- _TASK DETAILS_
Type out every line below exactly as it reads.

- _DATA SECTION_
- - - - - - -

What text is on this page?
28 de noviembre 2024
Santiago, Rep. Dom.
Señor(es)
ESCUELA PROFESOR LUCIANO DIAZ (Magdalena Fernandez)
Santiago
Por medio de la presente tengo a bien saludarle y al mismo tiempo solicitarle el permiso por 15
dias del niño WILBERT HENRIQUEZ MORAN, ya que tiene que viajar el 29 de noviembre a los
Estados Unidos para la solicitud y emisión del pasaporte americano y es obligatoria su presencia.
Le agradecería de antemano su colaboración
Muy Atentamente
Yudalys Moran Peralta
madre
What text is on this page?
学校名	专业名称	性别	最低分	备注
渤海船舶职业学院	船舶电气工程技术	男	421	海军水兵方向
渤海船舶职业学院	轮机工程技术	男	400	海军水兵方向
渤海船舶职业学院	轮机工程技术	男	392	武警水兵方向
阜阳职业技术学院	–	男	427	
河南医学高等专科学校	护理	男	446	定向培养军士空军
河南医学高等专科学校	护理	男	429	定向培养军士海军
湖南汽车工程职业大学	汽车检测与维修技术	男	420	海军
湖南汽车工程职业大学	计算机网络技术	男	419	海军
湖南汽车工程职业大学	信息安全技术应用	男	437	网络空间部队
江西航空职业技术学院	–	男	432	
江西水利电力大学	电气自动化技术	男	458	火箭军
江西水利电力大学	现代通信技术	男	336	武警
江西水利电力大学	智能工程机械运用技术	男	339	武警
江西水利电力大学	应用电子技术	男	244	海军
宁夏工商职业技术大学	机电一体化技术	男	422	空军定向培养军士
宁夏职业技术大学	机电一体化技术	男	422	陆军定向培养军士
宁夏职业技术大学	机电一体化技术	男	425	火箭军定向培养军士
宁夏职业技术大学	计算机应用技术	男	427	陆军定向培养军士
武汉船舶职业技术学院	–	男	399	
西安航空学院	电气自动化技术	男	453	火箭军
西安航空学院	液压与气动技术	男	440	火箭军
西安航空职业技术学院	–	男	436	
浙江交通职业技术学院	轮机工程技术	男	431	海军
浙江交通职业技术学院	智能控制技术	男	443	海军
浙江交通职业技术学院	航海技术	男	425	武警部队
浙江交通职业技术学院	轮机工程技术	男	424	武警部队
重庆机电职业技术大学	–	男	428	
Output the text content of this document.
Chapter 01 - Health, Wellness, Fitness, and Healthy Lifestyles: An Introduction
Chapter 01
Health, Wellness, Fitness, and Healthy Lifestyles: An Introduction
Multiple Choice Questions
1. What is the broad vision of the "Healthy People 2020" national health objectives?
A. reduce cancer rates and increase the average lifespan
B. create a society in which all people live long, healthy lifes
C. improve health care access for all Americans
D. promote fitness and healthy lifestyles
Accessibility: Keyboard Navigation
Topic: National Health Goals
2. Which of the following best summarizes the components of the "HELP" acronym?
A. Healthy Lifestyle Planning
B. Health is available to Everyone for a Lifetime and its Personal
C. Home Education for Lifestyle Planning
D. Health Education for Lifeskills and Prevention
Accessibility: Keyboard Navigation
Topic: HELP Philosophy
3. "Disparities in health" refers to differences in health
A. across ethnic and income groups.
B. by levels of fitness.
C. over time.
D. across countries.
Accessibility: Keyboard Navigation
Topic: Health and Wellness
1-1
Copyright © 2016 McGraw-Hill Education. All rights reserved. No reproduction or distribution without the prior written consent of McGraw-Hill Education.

- - - - - - -

- _REPLY_
What text is on this page?
28 de noviembre 2024
Santiago, Rep. Dom.
Señor(es)
ESCUELA PROFESOR LUCIANO DIAZ (Magdalena Fernandez)
Santiago
Por medio de la presente tengo a bien saludarle y al mismo tiempo solicitarle el permiso por 15
dias del niño WILBERT HENRIQUEZ MORAN, ya que tiene que viajar el 29 de noviembre a los
Estados Unidos para la solicitud y emisión del pasaporte americano y es obligatoria su presencia.
Le agradecería de antemano su colaboración
Muy Atentamente
Yudalys Moran Peralta
madre
What text is on this page?
学校名	专业名称	性别	最低分	备注
渤海船舶职业学院	船舶电气工程技术	男	421	海军水兵方向
渤海船舶职业学院	轮机工程技术	男	400	海军水兵方向
渤海船舶职业学院	轮机工程技术	男	392	武警水兵方向
阜阳职业技术学院	–	男	427	
河南医学高等专科学校	护理	男	446	定向培养军士空军
河南医学高等专科学校	护理	男	429	定向培养军士海军
湖南汽车工程职业大学	汽车检测与维修技术	男	420	海军
湖南汽车工程职业大学	计算机网络技术	男	419	海军
湖南汽车工程职业大学	信息安全技术应用	男	437	网络空间部队
江西航空职业技术学院	–	男	432	
江西水利电力大学	电气自动化技术	男	458	火箭军
江西水利电力大学	现代通信技术	男	336	武警
江西水利电力大学	智能工程机械运用技术	男	339	武警
江西水利电力大学	应用电子技术	男	244	海军
宁夏工商职业技术大学	机电一体化技术	男	422	空军定向培养军士
宁夏职业技术大学	机电一体化技术	男	422	陆军定向培养军士
宁夏职业技术大学	机电一体化技术	男	425	火箭军定向培养军士
宁夏职业技术大学	计算机应用技术	男	427	陆军定向培养军士
武汉船舶职业技术学院	–	男	399	
西安航空学院	电气自动化技术	男	453	火箭军
西安航空学院	液压与气动技术	男	440	火箭军
西安航空职业技术学院	–	男	436	
浙江交通职业技术学院	轮机工程技术	男	431	海军
浙江交通职业技术学院	智能控制技术	男	443	海军
浙江交通职业技术学院	航海技术	男	425	武警部队
浙江交通职业技术学院	轮机工程技术	男	424	武警部队
重庆机电职业技术大学	–	男	428	
Output the text content of this document.
Chapter 01 - Health, Wellness, Fitness, and Healthy Lifestyles: An Introduction
Chapter 01
Health, Wellness, Fitness, and Healthy Lifestyles: An Introduction
Multiple Choice Questions
1. What is the broad vision of the "Healthy People 2020" national health objectives?
A. reduce cancer rates and increase the average lifespan
B. create a society in which all people live long, healthy lifes
C. improve health care access for all Americans
D. promote fitness and healthy lifestyles
Accessibility: Keyboard Navigation
Topic: National Health Goals
2. Which of the following best summarizes the components of the "HELP" acronym?
A. Healthy Lifestyle Planning
B. Health is available to Everyone for a Lifetime and its Personal
C. Home Education for Lifestyle Planning
D. Health Education for Lifeskills and Prevention
Accessibility: Keyboard Navigation
Topic: HELP Philosophy
3. "Disparities in health" refers to differences in health
A. across ethnic and income groups.
B. by levels of fitness.
C. over time.
D. across countries.
Accessibility: Keyboard Navigation
Topic: Health and Wellness
1-1
Copyright © 2016 McGraw-Hill Education. All rights reserved. No reproduction or distribution without the prior written consent of McGraw-Hill Education.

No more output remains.